■ GIVEN RECORDS
════

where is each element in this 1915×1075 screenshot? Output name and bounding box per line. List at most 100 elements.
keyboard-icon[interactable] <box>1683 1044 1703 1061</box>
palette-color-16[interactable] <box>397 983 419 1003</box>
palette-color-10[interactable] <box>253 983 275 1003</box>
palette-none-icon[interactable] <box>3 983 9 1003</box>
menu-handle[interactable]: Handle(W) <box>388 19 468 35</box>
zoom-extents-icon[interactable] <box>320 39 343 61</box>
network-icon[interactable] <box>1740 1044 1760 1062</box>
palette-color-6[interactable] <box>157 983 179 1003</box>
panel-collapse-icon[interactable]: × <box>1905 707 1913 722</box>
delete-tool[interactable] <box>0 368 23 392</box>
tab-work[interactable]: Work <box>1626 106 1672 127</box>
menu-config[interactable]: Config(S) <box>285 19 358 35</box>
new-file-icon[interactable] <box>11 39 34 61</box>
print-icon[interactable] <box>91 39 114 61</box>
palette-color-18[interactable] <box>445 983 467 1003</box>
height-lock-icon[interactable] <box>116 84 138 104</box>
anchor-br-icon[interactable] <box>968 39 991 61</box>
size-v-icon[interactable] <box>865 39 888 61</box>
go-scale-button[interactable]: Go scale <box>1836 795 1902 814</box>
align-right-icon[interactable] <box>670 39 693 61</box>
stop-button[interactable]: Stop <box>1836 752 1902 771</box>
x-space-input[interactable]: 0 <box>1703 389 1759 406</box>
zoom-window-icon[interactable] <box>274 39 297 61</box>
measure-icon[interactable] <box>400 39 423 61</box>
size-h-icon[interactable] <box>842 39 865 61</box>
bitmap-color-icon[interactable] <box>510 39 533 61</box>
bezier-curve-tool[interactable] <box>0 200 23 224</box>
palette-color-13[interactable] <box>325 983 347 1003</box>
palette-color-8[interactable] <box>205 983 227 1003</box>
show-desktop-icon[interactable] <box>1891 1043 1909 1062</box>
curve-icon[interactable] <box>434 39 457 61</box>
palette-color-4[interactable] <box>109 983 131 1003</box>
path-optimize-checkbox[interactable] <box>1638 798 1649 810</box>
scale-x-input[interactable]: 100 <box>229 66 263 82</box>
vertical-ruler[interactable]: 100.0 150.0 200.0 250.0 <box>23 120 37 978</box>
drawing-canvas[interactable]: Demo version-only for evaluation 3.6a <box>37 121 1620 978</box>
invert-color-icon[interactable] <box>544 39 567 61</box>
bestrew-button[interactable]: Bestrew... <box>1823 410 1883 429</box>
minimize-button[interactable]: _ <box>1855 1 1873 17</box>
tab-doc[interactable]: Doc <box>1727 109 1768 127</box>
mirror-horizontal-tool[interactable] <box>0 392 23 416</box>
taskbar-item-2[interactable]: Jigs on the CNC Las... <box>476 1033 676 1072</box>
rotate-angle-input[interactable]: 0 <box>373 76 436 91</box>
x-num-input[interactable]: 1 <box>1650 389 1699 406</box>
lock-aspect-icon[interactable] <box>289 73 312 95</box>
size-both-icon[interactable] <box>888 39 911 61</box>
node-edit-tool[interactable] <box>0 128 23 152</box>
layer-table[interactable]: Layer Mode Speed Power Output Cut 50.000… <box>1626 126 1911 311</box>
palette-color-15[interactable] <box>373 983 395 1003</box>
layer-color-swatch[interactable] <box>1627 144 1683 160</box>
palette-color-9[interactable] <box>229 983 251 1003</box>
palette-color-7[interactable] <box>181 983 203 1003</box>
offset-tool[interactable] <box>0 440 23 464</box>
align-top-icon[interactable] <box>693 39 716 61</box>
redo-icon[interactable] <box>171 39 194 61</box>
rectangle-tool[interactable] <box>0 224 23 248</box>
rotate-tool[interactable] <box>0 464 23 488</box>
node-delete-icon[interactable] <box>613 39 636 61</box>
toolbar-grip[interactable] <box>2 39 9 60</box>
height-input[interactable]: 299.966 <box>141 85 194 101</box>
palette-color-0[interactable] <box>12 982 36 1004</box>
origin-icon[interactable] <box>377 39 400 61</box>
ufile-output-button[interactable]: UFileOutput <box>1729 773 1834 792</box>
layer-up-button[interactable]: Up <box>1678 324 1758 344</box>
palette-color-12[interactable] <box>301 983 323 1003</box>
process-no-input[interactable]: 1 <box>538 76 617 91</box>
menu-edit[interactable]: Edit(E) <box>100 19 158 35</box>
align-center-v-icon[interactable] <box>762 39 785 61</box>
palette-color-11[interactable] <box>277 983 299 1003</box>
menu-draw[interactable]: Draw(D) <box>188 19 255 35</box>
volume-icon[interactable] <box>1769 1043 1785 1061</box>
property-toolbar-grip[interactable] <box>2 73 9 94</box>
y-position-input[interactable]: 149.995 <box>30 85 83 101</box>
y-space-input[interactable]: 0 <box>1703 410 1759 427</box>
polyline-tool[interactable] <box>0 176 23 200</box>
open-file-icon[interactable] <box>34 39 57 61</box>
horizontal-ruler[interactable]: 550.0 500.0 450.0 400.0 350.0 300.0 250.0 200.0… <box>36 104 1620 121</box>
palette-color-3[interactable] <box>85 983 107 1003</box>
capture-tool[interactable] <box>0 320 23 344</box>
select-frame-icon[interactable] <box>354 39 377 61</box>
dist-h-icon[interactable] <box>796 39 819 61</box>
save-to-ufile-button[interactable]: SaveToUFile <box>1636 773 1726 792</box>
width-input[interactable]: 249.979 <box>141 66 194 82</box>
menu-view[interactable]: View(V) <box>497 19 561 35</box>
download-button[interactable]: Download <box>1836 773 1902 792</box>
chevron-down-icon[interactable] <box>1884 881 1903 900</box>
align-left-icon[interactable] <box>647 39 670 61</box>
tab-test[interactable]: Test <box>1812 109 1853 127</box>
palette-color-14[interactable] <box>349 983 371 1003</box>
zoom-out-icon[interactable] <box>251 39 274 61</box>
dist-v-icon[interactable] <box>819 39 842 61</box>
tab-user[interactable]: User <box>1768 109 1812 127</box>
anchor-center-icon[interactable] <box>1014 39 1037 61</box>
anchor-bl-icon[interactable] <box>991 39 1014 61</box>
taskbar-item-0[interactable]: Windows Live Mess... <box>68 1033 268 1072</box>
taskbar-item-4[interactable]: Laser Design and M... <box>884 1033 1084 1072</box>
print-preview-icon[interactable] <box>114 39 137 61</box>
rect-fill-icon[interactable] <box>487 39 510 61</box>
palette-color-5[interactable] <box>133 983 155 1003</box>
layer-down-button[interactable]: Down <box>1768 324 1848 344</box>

════

■ DIRECTION
Find every row that contains the string "edit", matching case exactly, and copy each of those rows.

■ TASK RESPONSE
node-edit-tool[interactable] <box>0 128 23 152</box>
menu-edit[interactable]: Edit(E) <box>100 19 158 35</box>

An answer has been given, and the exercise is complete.